» SOURCE TEXT:
Out of court

Monday, June 17, 2013

Peruvian Boot Caper

     My wife and I just returned from a fantastic 17 day trip to Peru, including the Amazon basin and high Andes mountains sites.  Machu Picchu lived up to its reputation for its high plateau setting, its variable lighting and the stunning stone work of the Incan city and terraces there.

     When we came back to Lima from the Amazon part of the trip, our group of 16 rode a bus to the national history museum.  At the museum, our guide encouraged us to leave all of our backpacks and other property on the bus, since it would be safe.  We did as instructed.  Upon our return, they had switched buses.  Our backpacks and property were all piled in the front seat of the new bus.  Except that Dana's boots were missing.  She had changed into sandals at the museum and left her brand new Merrill boots and custom made inserts near her backpack.  We notified the guides about this.

    The new bus and its cargo hold were thoroughly searched to no avail.  Dana was questioned about whether she may have left her boots back in the Amazon.   Despite our certainty that they were on the bus, our trip leader set a search of our previous lodges in motion.  At some point the blame game began.  Our trip leader-guide implied that the local Lima guide who encouraged us to leave things behind on the bus should have warned us about the bus switch.  But later we found out that he might not have been warned about the bus switch.  Even so, the local Lima guide initially denied encouraging us to leave things behind.  Later he apologized to Dana but I don't think he actually accepted any responsibility.  The next day our trip leader told us that the bus company is not supposed to do any property handling or transfer without a guide present.  So now the bus company was to blame.  Later we learned that the driver of the first bus denied any knowledge of the boots and was ultimately fired.

     I told the trip leader that from our point of view the travel group--Overseas Adventure Travel (OAT) should just let us know that they are taking responsiblity for the loss and ultimate restitution for the missing boots and inserts.  No such statement was made but the trip leader spent many hours on the phone tracking down every possibility.  Coincidentally we had travel insurance with OAT, which they suggested we file a claim under.

     Before we left Lima, our trip leader took Dana to the local cop shop to make a report.  There was one high ranking officer (male) and a female tourist police officer.  They only spoke Spanish and Dana did not understand them.  They had one internet connection between their two computers and they had to keep plugging and unplugging each computer to do their work.  After over an hour, they produced a typewritten report in Spanish.  It was never fully translated for Dana, but she felt compelled to sign it.  It turned out that it stated that the boots were in a black daypack (which was untrue.)  The trip leader insisted on this unnecessary fiction to make sure the Peruvian police took it seriously (as if it would solve the problem.)  Why we never knew.

» PROVIDED MATERIAL:
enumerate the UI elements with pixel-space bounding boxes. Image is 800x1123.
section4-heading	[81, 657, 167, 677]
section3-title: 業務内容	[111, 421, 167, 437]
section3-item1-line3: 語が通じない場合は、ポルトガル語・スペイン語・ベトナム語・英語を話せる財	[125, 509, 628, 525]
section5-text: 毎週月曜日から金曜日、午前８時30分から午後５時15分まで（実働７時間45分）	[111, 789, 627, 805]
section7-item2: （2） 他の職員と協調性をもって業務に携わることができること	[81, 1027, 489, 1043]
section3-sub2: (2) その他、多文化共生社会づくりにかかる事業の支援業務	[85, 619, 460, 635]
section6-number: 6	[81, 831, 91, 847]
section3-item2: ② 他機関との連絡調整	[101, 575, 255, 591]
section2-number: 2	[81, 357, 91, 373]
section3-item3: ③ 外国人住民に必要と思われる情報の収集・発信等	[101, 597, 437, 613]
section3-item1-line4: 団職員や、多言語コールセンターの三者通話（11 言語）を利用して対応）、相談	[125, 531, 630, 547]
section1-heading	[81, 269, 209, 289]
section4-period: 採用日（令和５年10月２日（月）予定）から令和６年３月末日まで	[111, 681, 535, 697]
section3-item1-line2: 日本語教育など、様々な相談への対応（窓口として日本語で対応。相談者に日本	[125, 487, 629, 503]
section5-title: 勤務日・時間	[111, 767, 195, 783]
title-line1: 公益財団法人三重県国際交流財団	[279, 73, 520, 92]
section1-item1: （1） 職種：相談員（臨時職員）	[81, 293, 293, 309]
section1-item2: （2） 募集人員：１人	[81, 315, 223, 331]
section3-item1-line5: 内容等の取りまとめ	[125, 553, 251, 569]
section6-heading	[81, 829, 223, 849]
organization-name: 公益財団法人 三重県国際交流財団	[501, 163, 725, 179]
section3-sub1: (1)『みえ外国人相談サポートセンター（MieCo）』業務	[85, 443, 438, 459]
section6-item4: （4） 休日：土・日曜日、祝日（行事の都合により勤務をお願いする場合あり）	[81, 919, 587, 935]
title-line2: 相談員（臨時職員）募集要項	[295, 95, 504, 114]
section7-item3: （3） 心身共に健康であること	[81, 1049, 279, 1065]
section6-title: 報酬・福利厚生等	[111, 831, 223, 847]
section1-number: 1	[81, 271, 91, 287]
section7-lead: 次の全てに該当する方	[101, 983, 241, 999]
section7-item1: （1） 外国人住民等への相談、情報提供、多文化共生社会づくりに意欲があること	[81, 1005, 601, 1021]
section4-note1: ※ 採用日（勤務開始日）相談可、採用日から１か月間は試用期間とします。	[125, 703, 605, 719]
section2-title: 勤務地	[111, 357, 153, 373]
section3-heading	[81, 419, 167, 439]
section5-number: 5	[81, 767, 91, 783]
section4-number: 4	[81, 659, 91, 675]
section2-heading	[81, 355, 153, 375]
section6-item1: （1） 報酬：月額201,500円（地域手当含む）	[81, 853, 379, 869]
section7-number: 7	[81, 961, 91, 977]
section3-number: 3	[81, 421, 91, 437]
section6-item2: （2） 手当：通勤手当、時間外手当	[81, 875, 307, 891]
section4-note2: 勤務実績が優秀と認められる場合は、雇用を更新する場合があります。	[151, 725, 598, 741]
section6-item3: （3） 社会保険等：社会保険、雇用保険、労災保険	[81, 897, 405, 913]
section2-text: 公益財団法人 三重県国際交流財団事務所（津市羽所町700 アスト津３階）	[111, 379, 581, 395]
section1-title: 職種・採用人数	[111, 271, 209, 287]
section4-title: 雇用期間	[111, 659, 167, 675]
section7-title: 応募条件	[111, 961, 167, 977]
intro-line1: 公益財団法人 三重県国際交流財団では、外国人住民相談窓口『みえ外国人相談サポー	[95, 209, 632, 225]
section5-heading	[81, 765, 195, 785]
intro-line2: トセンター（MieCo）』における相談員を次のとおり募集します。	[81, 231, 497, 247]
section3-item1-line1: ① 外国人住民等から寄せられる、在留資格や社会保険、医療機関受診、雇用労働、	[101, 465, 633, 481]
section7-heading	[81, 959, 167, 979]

» WHAT YOU NEED TO DO:
a) Answer these questions about the Peruvian Boot Caper post, one per line:
(i) How many days did the trip to Peru last?
(ii) What brand were Dana's missing boots?
(iii) What ultimately happened to the driver of the first bus?
b) Write out the part of the Peruvian Boot Caper post starting with "My wife and" and going on through "and terraces there.", copied word for word.

» ANSWERS TO THE EXERCISE:
a)
(i) 17 days
(ii) Merrill
(iii) He was fired.

b)
My wife and I just returned from a fantastic 17 day trip to Peru, including the Amazon basin and high Andes mountains sites.  Machu Picchu lived up to its reputation for its high plateau setting, its variable lighting and the stunning stone work of the Incan city and terraces there.